#### Data for this task
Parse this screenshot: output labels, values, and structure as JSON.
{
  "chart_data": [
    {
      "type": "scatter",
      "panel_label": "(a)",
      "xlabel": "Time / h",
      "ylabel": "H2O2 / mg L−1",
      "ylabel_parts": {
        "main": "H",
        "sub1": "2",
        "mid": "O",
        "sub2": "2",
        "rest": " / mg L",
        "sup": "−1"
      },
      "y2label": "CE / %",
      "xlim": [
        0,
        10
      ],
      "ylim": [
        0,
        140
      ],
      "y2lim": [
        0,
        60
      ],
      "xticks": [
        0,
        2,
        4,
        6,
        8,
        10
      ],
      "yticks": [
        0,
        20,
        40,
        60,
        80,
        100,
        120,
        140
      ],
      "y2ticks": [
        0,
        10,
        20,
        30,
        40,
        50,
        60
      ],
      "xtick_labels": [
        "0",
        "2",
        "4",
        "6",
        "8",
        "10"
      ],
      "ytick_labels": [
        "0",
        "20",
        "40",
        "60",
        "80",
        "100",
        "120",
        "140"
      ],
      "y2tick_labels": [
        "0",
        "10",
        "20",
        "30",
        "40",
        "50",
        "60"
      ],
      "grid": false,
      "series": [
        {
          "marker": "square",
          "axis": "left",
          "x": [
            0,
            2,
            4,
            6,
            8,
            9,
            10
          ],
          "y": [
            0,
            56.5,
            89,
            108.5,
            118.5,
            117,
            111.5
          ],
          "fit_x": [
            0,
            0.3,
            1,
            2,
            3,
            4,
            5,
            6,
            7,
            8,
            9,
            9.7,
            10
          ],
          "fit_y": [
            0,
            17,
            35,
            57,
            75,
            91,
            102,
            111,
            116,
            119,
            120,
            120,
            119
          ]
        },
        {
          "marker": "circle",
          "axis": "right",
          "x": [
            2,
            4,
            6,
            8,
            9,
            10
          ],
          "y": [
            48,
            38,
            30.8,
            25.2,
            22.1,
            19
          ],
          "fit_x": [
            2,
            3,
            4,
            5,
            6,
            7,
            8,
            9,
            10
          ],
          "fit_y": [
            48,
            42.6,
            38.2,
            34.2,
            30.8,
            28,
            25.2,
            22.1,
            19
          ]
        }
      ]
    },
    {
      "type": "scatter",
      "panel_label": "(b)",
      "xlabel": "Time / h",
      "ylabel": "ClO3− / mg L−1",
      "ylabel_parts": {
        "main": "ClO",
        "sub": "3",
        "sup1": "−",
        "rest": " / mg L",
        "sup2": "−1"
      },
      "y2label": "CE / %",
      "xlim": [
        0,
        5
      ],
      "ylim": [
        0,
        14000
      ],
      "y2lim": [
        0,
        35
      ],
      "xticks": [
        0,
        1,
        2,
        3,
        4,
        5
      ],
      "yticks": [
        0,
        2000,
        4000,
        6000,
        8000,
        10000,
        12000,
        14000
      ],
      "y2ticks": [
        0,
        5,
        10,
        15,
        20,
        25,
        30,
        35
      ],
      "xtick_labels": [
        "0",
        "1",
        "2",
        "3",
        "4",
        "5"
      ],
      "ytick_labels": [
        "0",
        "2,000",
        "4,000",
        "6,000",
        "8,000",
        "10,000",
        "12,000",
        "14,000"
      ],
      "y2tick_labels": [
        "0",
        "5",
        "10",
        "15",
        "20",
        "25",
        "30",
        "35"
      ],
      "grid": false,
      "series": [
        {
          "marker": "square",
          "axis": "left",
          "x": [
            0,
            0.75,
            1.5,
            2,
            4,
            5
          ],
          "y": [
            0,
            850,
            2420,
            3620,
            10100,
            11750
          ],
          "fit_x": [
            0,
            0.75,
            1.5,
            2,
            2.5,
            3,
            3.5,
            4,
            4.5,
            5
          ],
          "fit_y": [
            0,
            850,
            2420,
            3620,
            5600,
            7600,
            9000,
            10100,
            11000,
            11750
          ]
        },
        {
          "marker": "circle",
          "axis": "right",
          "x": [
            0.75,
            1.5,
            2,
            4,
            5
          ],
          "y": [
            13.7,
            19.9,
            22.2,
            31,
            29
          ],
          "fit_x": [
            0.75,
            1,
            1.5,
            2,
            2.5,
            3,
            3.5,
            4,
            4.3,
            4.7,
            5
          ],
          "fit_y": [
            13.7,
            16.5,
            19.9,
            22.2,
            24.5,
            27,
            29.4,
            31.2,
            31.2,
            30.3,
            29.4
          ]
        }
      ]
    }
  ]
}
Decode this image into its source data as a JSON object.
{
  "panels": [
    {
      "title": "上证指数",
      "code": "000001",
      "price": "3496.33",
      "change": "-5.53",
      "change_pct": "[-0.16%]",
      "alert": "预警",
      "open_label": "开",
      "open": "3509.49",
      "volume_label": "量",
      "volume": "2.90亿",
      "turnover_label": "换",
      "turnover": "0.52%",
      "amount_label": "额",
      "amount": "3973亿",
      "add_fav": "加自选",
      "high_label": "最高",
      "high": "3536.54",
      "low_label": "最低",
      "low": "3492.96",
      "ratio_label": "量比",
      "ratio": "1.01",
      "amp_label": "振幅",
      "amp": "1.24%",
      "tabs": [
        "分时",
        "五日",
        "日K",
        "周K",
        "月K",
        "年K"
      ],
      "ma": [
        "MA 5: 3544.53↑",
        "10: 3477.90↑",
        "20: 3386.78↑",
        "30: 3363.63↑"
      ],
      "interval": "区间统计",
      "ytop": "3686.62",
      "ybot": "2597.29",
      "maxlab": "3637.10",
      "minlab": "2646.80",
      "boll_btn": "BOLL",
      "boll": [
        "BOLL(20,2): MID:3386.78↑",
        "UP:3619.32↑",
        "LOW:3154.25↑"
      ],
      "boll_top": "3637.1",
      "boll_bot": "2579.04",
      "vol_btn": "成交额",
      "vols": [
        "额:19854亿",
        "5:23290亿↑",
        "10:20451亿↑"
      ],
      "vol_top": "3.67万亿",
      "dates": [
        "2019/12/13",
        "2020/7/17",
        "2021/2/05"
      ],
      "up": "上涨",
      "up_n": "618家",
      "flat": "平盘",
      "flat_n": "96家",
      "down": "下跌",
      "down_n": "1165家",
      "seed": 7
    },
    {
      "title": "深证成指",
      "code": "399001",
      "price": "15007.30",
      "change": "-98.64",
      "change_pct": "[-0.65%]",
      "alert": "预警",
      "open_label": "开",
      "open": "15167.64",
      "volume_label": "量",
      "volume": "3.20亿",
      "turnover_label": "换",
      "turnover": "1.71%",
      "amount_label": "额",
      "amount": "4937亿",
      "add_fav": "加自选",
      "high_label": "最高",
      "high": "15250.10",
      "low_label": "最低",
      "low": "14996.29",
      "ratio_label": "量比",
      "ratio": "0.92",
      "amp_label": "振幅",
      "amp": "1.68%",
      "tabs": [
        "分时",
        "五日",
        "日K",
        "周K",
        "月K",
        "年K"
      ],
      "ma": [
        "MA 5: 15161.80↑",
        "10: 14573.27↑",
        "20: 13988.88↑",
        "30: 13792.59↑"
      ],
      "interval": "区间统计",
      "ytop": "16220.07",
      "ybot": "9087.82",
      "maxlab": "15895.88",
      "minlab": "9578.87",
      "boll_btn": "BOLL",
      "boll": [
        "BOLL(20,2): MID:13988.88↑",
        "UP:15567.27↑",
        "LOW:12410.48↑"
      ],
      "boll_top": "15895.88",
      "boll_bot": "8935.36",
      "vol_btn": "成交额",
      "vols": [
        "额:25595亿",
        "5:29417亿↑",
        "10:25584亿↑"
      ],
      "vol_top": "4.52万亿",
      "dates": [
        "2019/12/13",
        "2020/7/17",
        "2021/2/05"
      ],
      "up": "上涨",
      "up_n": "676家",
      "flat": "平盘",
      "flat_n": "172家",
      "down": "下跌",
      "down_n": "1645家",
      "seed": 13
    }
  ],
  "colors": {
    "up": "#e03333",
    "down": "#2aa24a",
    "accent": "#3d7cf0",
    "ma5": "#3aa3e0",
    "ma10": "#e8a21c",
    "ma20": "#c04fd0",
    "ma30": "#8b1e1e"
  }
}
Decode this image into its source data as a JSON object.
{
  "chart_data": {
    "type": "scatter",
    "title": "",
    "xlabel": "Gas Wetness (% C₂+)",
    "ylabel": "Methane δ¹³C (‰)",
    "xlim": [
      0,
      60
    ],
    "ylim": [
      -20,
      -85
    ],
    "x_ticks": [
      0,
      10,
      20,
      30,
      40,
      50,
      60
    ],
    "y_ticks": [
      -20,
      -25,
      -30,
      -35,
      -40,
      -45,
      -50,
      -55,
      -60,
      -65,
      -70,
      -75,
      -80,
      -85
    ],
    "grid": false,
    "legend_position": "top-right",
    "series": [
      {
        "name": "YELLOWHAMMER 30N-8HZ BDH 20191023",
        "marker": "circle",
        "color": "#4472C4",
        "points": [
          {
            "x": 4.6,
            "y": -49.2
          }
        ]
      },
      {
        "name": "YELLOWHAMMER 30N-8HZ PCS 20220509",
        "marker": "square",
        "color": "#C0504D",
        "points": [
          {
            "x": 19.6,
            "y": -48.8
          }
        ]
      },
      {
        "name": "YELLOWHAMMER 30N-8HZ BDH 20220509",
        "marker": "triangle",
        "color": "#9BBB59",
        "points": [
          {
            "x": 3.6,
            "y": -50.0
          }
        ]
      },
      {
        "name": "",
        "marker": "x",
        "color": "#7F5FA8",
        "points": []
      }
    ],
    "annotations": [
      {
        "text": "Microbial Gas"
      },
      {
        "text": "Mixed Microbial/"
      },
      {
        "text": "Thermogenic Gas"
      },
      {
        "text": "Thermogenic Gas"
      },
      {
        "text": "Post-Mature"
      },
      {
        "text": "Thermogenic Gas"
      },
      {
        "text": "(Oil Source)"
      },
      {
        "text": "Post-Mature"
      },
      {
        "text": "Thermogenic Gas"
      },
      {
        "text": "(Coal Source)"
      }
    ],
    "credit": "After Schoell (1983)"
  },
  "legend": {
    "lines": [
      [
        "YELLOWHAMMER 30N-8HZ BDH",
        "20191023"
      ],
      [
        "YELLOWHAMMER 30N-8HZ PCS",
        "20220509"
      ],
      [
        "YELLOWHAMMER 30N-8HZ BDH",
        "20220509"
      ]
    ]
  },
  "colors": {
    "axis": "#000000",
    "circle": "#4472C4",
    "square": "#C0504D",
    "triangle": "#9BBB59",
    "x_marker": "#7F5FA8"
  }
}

#### Short task
In the entries above, identify each line that includes the string "circle", then copy it.

#### Solution to the exercise
          "marker": "circle",
          "marker": "circle",
        "marker": "circle",
    "circle": "#4472C4",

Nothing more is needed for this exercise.